### Exercise prompt
State only the count of lines in the listing below that hold "this".

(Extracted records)
============================================================

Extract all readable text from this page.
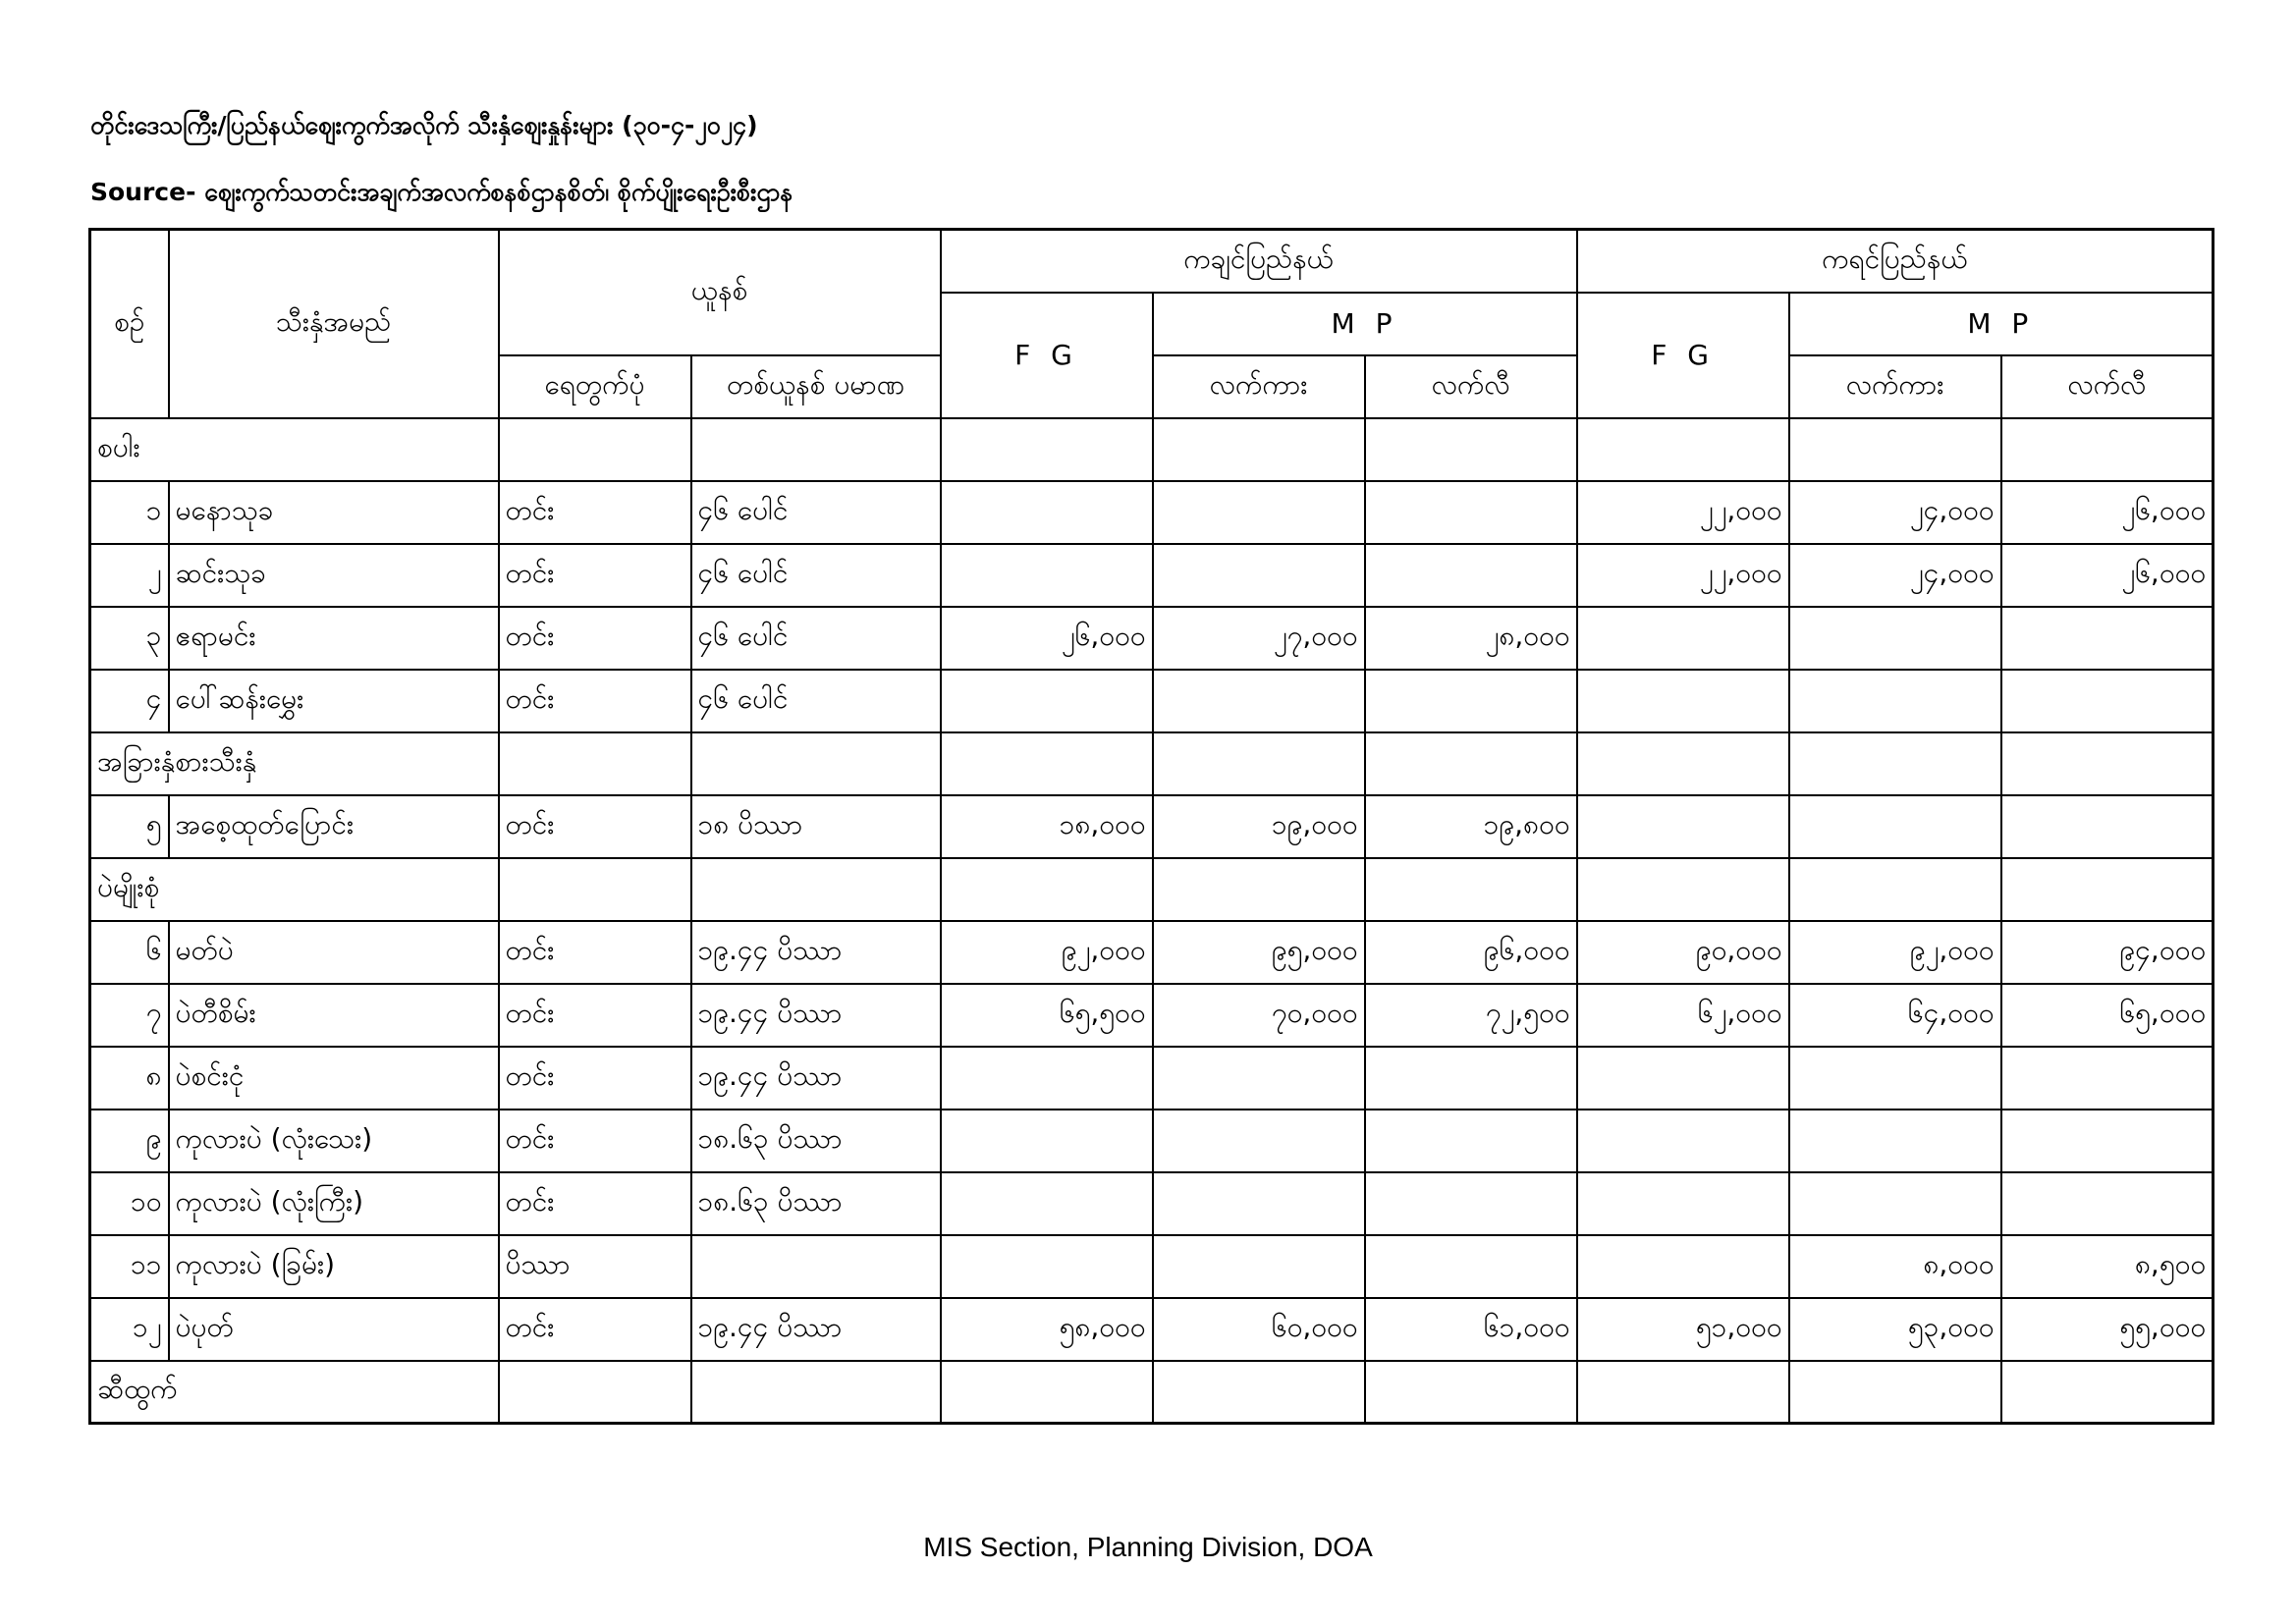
တိုင်းဒေသကြီး/ပြည်နယ်ဈေးကွက်အလိုက် သီးနှံဈေးနှုန်းများ (၃၀-၄-၂၀၂၄)
Source- ဈေးကွက်သတင်းအချက်အလက်စနစ်ဌာနစိတ်၊ စိုက်ပျိုးရေးဦးစီးဌာန
စဉ်	သီးနှံအမည်	ယူနစ်		ကချင်ပြည်နယ်			ကရင်ပြည်နယ်		
				F G	M P		F G	M P	
		ရေတွက်ပုံ	တစ်ယူနစ် ပမာဏ		လက်ကား	လက်လီ		လက်ကား	လက်လီ
စပါး									
၁	မနောသုခ	တင်း	၄၆ ပေါင်				၂၂,၀၀၀	၂၄,၀၀၀	၂၆,၀၀၀
၂	ဆင်းသုခ	တင်း	၄၆ ပေါင်				၂၂,၀၀၀	၂၄,၀၀၀	၂၆,၀၀၀
၃	ဧရာမင်း	တင်း	၄၆ ပေါင်	၂၆,၀၀၀	၂၇,၀၀၀	၂၈,၀၀၀			
၄	ပေါ်ဆန်းမွှေး	တင်း	၄၆ ပေါင်						
အခြားနှံစားသီးနှံ									
၅	အစေ့ထုတ်ပြောင်း	တင်း	၁၈ ပိဿာ	၁၈,၀၀၀	၁၉,၀၀၀	၁၉,၈၀၀			
ပဲမျိုးစုံ									
၆	မတ်ပဲ	တင်း	၁၉.၄၄ ပိဿာ	၉၂,၀၀၀	၉၅,၀၀၀	၉၆,၀၀၀	၉၀,၀၀၀	၉၂,၀၀၀	၉၄,၀၀၀
၇	ပဲတီစိမ်း	တင်း	၁၉.၄၄ ပိဿာ	၆၅,၅၀၀	၇၀,၀၀၀	၇၂,၅၀၀	၆၂,၀၀၀	၆၄,၀၀၀	၆၅,၀၀၀
၈	ပဲစင်းငုံ	တင်း	၁၉.၄၄ ပိဿာ						
၉	ကုလားပဲ (လုံးသေး)	တင်း	၁၈.၆၃ ပိဿာ						
၁၀	ကုလားပဲ (လုံးကြီး)	တင်း	၁၈.၆၃ ပိဿာ						
၁၁	ကုလားပဲ (ခြမ်း)	ပိဿာ						၈,၀၀၀	၈,၅၀၀
၁၂	ပဲပုတ်	တင်း	၁၉.၄၄ ပိဿာ	၅၈,၀၀၀	၆၀,၀၀၀	၆၁,၀၀၀	၅၁,၀၀၀	၅၃,၀၀၀	၅၅,၀၀၀
ဆီထွက်									
MIS Section, Planning Division, DOA
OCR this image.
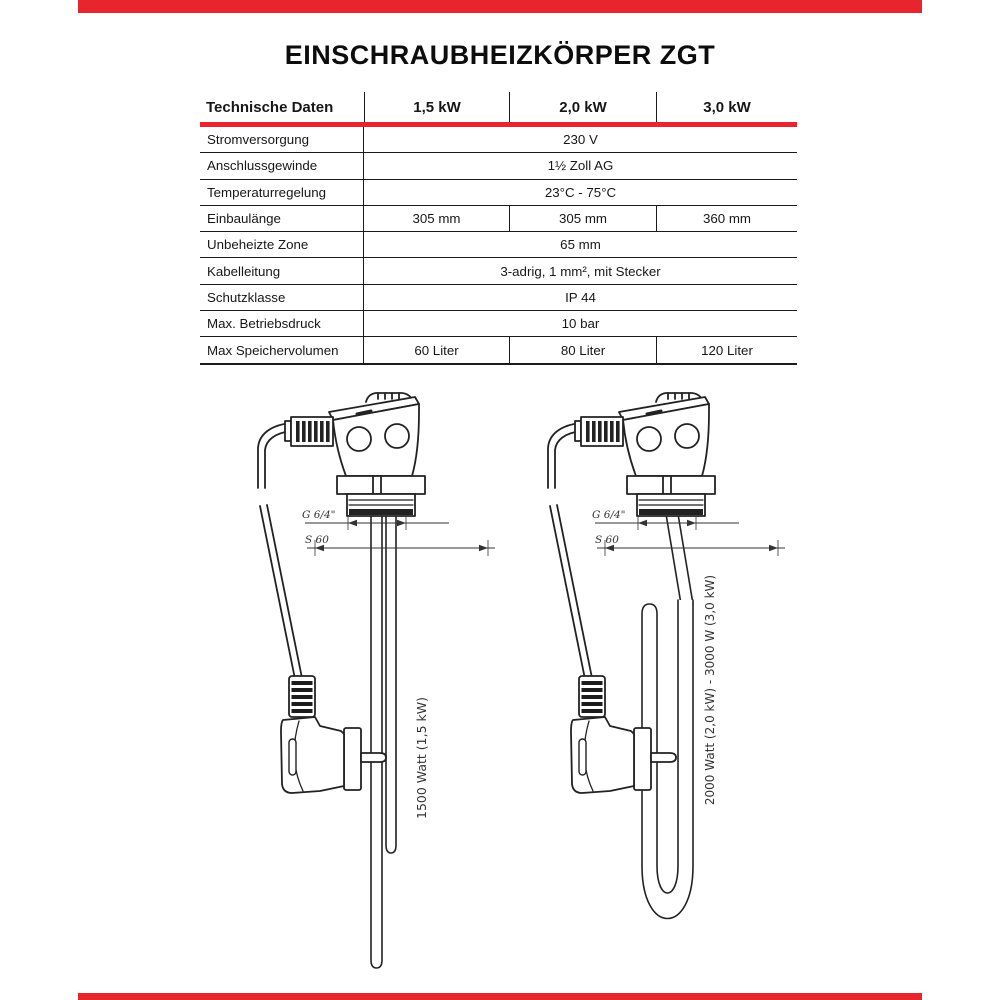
EINSCHRAUBHEIZKÖRPER ZGT
Technische Daten	1,5 kW	2,0 kW	3,0 kW
Stromversorgung	230 V
Anschlussgewinde	1½ Zoll AG
Temperaturregelung	23°C - 75°C
Einbaulänge	305 mm	305 mm	360 mm
Unbeheizte Zone	65 mm
Kabelleitung	3-adrig, 1 mm², mit Stecker
Schutzklasse	IP 44
Max. Betriebsdruck	10 bar
Max Speichervolumen	60 Liter	80 Liter	120 Liter
G 6/4"
S 60
1500 Watt (1,5 kW)
G 6/4"
S 60
2000 Watt (2,0 kW) - 3000 W (3,0 kW)
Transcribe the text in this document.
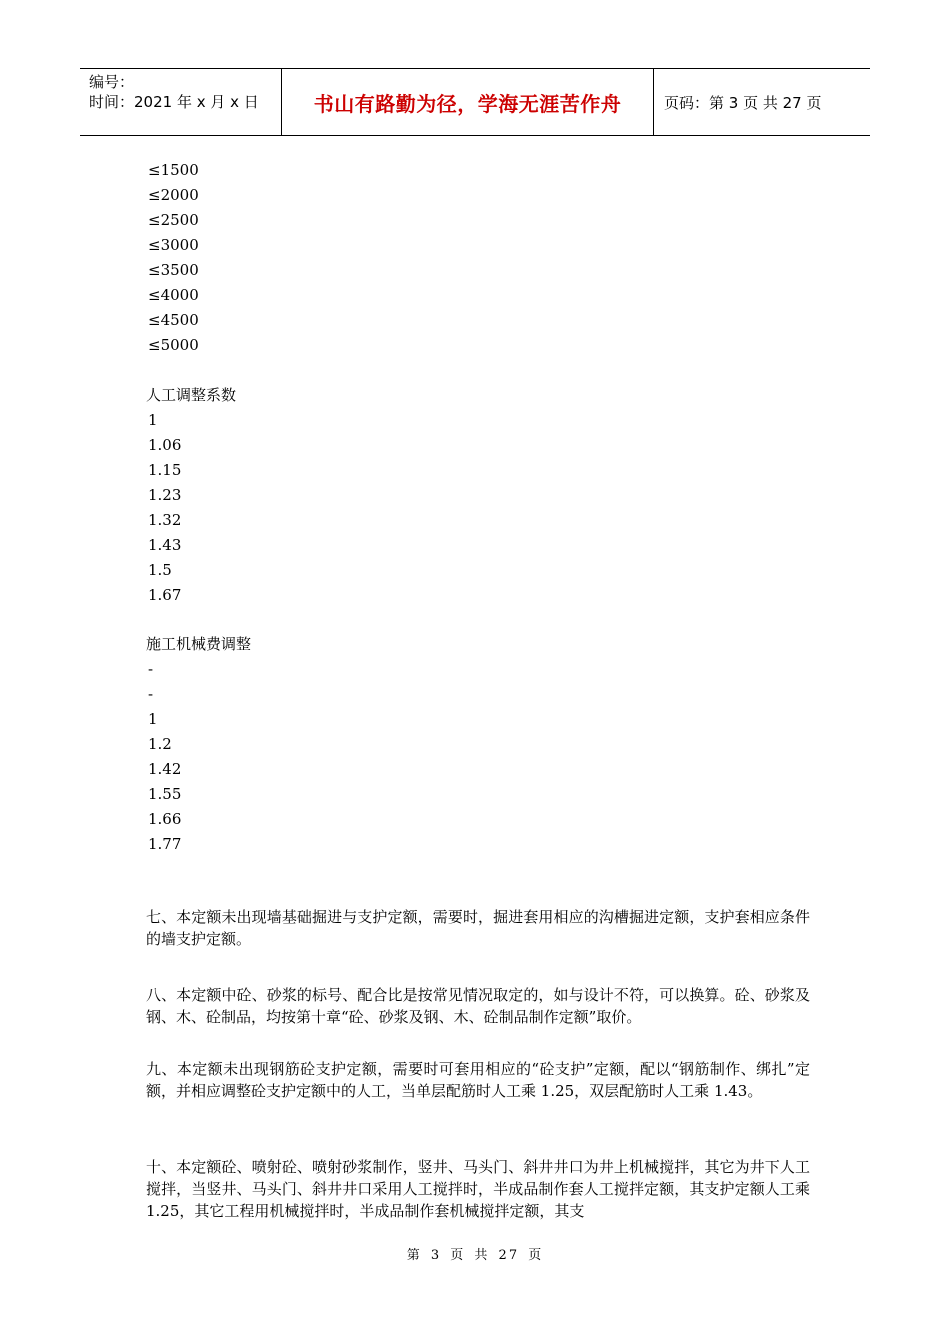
编号：
时间：2021 年 x 月 x 日	书山有路勤为径，学海无涯苦作舟	页码：第 3 页 共 27 页
≤1500
≤2000
≤2500
≤3000
≤3500
≤4000
≤4500
≤5000
人工调整系数
1
1.06
1.15
1.23
1.32
1.43
1.5
1.67
施工机械费调整
-
-
1
1.2
1.42
1.55
1.66
1.77
七、本定额未出现墙基础掘进与支护定额，需要时，掘进套用相应的沟槽掘进定额，支护套相应条件的墙支护定额。
八、本定额中砼、砂浆的标号、配合比是按常见情况取定的，如与设计不符，可以换算。砼、砂浆及钢、木、砼制品，均按第十章“砼、砂浆及钢、木、砼制品制作定额”取价。
九、本定额未出现钢筋砼支护定额，需要时可套用相应的“砼支护”定额，配以“钢筋制作、绑扎”定额，并相应调整砼支护定额中的人工，当单层配筋时人工乘 1.25，双层配筋时人工乘 1.43。
十、本定额砼、喷射砼、喷射砂浆制作，竖井、马头门、斜井井口为井上机械搅拌，其它为井下人工搅拌，当竖井、马头门、斜井井口采用人工搅拌时，半成品制作套人工搅拌定额，其支护定额人工乘 1.25，其它工程用机械搅拌时，半成品制作套机械搅拌定额，其支
第 3 页 共 27 页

============================================================

### Written answer
3